*Work instructions*: Print the listing that follows, character for character.

— Start of Given records —

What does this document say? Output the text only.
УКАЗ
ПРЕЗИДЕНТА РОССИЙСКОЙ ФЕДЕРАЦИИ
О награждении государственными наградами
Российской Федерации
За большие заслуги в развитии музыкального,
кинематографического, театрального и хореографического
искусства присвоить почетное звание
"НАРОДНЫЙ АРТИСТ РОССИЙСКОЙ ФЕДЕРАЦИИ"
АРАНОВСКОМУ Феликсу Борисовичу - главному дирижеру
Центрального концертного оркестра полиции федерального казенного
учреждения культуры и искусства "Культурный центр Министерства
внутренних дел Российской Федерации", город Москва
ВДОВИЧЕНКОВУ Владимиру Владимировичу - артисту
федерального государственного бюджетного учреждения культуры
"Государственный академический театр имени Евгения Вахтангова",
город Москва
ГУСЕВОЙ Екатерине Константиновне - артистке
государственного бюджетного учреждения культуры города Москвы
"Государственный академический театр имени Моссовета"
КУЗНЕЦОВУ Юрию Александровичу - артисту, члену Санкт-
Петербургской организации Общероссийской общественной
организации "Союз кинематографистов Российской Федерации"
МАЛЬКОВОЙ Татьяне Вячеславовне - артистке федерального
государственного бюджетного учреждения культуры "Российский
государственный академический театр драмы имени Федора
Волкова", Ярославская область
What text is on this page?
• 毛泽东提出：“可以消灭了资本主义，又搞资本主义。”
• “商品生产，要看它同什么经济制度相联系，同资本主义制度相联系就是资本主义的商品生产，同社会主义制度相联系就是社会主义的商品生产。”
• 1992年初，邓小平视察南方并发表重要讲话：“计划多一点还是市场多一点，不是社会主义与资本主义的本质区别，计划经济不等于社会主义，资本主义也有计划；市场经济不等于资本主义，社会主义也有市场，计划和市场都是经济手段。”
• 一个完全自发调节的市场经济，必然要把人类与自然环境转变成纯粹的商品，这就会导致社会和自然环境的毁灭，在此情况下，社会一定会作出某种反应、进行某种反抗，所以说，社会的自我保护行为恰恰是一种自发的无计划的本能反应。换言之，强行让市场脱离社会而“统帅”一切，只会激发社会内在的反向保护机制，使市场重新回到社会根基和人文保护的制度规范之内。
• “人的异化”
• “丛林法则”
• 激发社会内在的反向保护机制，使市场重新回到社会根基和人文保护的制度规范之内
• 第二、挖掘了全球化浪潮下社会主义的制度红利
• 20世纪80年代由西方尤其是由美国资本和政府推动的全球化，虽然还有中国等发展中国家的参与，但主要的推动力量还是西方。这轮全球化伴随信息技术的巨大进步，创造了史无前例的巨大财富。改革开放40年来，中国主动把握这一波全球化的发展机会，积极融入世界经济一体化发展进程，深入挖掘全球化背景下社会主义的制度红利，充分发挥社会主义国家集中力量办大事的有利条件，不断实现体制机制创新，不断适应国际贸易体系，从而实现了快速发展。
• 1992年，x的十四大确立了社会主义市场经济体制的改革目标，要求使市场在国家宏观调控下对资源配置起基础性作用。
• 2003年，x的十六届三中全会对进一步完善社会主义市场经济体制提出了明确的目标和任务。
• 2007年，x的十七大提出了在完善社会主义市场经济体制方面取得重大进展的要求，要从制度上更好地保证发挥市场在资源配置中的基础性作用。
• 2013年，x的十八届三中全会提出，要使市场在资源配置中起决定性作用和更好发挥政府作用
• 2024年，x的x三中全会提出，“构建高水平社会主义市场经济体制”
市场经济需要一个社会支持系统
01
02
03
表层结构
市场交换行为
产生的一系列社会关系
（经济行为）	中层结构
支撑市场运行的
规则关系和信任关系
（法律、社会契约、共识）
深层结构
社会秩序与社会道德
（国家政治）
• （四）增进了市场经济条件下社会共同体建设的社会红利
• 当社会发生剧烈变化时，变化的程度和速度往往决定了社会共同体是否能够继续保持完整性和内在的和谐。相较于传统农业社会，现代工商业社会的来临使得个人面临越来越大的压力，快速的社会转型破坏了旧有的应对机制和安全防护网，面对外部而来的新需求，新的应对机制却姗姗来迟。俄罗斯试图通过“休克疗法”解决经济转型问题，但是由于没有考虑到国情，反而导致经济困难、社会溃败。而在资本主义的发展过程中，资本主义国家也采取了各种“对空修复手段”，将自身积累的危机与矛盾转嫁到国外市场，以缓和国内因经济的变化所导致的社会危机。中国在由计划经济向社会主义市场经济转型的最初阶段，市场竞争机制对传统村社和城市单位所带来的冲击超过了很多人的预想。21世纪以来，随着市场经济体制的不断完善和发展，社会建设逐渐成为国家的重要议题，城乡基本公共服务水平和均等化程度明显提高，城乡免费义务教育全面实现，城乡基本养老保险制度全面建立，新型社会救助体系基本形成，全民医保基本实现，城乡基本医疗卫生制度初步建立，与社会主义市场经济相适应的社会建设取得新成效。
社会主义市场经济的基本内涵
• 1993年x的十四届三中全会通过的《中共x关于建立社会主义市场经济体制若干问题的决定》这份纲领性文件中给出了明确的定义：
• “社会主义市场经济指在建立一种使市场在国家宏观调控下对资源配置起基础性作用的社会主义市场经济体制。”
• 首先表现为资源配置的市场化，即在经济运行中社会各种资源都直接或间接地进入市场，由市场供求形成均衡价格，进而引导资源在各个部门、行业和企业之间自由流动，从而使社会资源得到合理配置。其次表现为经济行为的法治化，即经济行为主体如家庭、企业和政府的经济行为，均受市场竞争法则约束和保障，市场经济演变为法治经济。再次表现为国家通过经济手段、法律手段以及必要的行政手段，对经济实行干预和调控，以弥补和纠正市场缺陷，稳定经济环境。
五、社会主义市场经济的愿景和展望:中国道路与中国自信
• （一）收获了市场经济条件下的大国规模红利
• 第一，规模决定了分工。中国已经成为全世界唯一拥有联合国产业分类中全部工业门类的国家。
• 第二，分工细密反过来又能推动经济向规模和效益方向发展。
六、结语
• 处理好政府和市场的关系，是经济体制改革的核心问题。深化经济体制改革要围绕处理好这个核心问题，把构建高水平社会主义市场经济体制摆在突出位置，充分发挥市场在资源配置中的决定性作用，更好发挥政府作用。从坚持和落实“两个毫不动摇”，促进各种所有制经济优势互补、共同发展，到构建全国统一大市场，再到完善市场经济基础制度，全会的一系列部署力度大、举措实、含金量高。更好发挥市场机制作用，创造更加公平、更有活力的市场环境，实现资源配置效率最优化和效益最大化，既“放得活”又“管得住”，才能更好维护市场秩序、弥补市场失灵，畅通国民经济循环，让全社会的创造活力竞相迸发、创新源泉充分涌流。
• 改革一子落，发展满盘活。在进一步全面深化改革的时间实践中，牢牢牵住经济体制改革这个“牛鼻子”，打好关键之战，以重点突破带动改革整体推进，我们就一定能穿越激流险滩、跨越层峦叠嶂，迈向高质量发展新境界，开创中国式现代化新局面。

— End of Given records —

*Response to this task*:
What does this document say? Output the text only.
УКАЗ
ПРЕЗИДЕНТА РОССИЙСКОЙ ФЕДЕРАЦИИ
О награждении государственными наградами
Российской Федерации
За большие заслуги в развитии музыкального,
кинематографического, театрального и хореографического
искусства присвоить почетное звание
"НАРОДНЫЙ АРТИСТ РОССИЙСКОЙ ФЕДЕРАЦИИ"
АРАНОВСКОМУ Феликсу Борисовичу - главному дирижеру
Центрального концертного оркестра полиции федерального казенного
учреждения культуры и искусства "Культурный центр Министерства
внутренних дел Российской Федерации", город Москва
ВДОВИЧЕНКОВУ Владимиру Владимировичу - артисту
федерального государственного бюджетного учреждения культуры
"Государственный академический театр имени Евгения Вахтангова",
город Москва
ГУСЕВОЙ Екатерине Константиновне - артистке
государственного бюджетного учреждения культуры города Москвы
"Государственный академический театр имени Моссовета"
КУЗНЕЦОВУ Юрию Александровичу - артисту, члену Санкт-
Петербургской организации Общероссийской общественной
организации "Союз кинематографистов Российской Федерации"
МАЛЬКОВОЙ Татьяне Вячеславовне - артистке федерального
государственного бюджетного учреждения культуры "Российский
государственный академический театр драмы имени Федора
Волкова", Ярославская область
What text is on this page?
• 毛泽东提出：“可以消灭了资本主义，又搞资本主义。”
• “商品生产，要看它同什么经济制度相联系，同资本主义制度相联系就是资本主义的商品生产，同社会主义制度相联系就是社会主义的商品生产。”
• 1992年初，邓小平视察南方并发表重要讲话：“计划多一点还是市场多一点，不是社会主义与资本主义的本质区别，计划经济不等于社会主义，资本主义也有计划；市场经济不等于资本主义，社会主义也有市场，计划和市场都是经济手段。”
• 一个完全自发调节的市场经济，必然要把人类与自然环境转变成纯粹的商品，这就会导致社会和自然环境的毁灭，在此情况下，社会一定会作出某种反应、进行某种反抗，所以说，社会的自我保护行为恰恰是一种自发的无计划的本能反应。换言之，强行让市场脱离社会而“统帅”一切，只会激发社会内在的反向保护机制，使市场重新回到社会根基和人文保护的制度规范之内。
• “人的异化”
• “丛林法则”
• 激发社会内在的反向保护机制，使市场重新回到社会根基和人文保护的制度规范之内
• 第二、挖掘了全球化浪潮下社会主义的制度红利
• 20世纪80年代由西方尤其是由美国资本和政府推动的全球化，虽然还有中国等发展中国家的参与，但主要的推动力量还是西方。这轮全球化伴随信息技术的巨大进步，创造了史无前例的巨大财富。改革开放40年来，中国主动把握这一波全球化的发展机会，积极融入世界经济一体化发展进程，深入挖掘全球化背景下社会主义的制度红利，充分发挥社会主义国家集中力量办大事的有利条件，不断实现体制机制创新，不断适应国际贸易体系，从而实现了快速发展。
• 1992年，x的十四大确立了社会主义市场经济体制的改革目标，要求使市场在国家宏观调控下对资源配置起基础性作用。
• 2003年，x的十六届三中全会对进一步完善社会主义市场经济体制提出了明确的目标和任务。
• 2007年，x的十七大提出了在完善社会主义市场经济体制方面取得重大进展的要求，要从制度上更好地保证发挥市场在资源配置中的基础性作用。
• 2013年，x的十八届三中全会提出，要使市场在资源配置中起决定性作用和更好发挥政府作用
• 2024年，x的x三中全会提出，“构建高水平社会主义市场经济体制”
市场经济需要一个社会支持系统
01
02
03
表层结构
市场交换行为
产生的一系列社会关系
（经济行为）	中层结构
支撑市场运行的
规则关系和信任关系
（法律、社会契约、共识）
深层结构
社会秩序与社会道德
（国家政治）
• （四）增进了市场经济条件下社会共同体建设的社会红利
• 当社会发生剧烈变化时，变化的程度和速度往往决定了社会共同体是否能够继续保持完整性和内在的和谐。相较于传统农业社会，现代工商业社会的来临使得个人面临越来越大的压力，快速的社会转型破坏了旧有的应对机制和安全防护网，面对外部而来的新需求，新的应对机制却姗姗来迟。俄罗斯试图通过“休克疗法”解决经济转型问题，但是由于没有考虑到国情，反而导致经济困难、社会溃败。而在资本主义的发展过程中，资本主义国家也采取了各种“对空修复手段”，将自身积累的危机与矛盾转嫁到国外市场，以缓和国内因经济的变化所导致的社会危机。中国在由计划经济向社会主义市场经济转型的最初阶段，市场竞争机制对传统村社和城市单位所带来的冲击超过了很多人的预想。21世纪以来，随着市场经济体制的不断完善和发展，社会建设逐渐成为国家的重要议题，城乡基本公共服务水平和均等化程度明显提高，城乡免费义务教育全面实现，城乡基本养老保险制度全面建立，新型社会救助体系基本形成，全民医保基本实现，城乡基本医疗卫生制度初步建立，与社会主义市场经济相适应的社会建设取得新成效。
社会主义市场经济的基本内涵
• 1993年x的十四届三中全会通过的《中共x关于建立社会主义市场经济体制若干问题的决定》这份纲领性文件中给出了明确的定义：
• “社会主义市场经济指在建立一种使市场在国家宏观调控下对资源配置起基础性作用的社会主义市场经济体制。”
• 首先表现为资源配置的市场化，即在经济运行中社会各种资源都直接或间接地进入市场，由市场供求形成均衡价格，进而引导资源在各个部门、行业和企业之间自由流动，从而使社会资源得到合理配置。其次表现为经济行为的法治化，即经济行为主体如家庭、企业和政府的经济行为，均受市场竞争法则约束和保障，市场经济演变为法治经济。再次表现为国家通过经济手段、法律手段以及必要的行政手段，对经济实行干预和调控，以弥补和纠正市场缺陷，稳定经济环境。
五、社会主义市场经济的愿景和展望:中国道路与中国自信
• （一）收获了市场经济条件下的大国规模红利
• 第一，规模决定了分工。中国已经成为全世界唯一拥有联合国产业分类中全部工业门类的国家。
• 第二，分工细密反过来又能推动经济向规模和效益方向发展。
六、结语
• 处理好政府和市场的关系，是经济体制改革的核心问题。深化经济体制改革要围绕处理好这个核心问题，把构建高水平社会主义市场经济体制摆在突出位置，充分发挥市场在资源配置中的决定性作用，更好发挥政府作用。从坚持和落实“两个毫不动摇”，促进各种所有制经济优势互补、共同发展，到构建全国统一大市场，再到完善市场经济基础制度，全会的一系列部署力度大、举措实、含金量高。更好发挥市场机制作用，创造更加公平、更有活力的市场环境，实现资源配置效率最优化和效益最大化，既“放得活”又“管得住”，才能更好维护市场秩序、弥补市场失灵，畅通国民经济循环，让全社会的创造活力竞相迸发、创新源泉充分涌流。
• 改革一子落，发展满盘活。在进一步全面深化改革的时间实践中，牢牢牵住经济体制改革这个“牛鼻子”，打好关键之战，以重点突破带动改革整体推进，我们就一定能穿越激流险滩、跨越层峦叠嶂，迈向高质量发展新境界，开创中国式现代化新局面。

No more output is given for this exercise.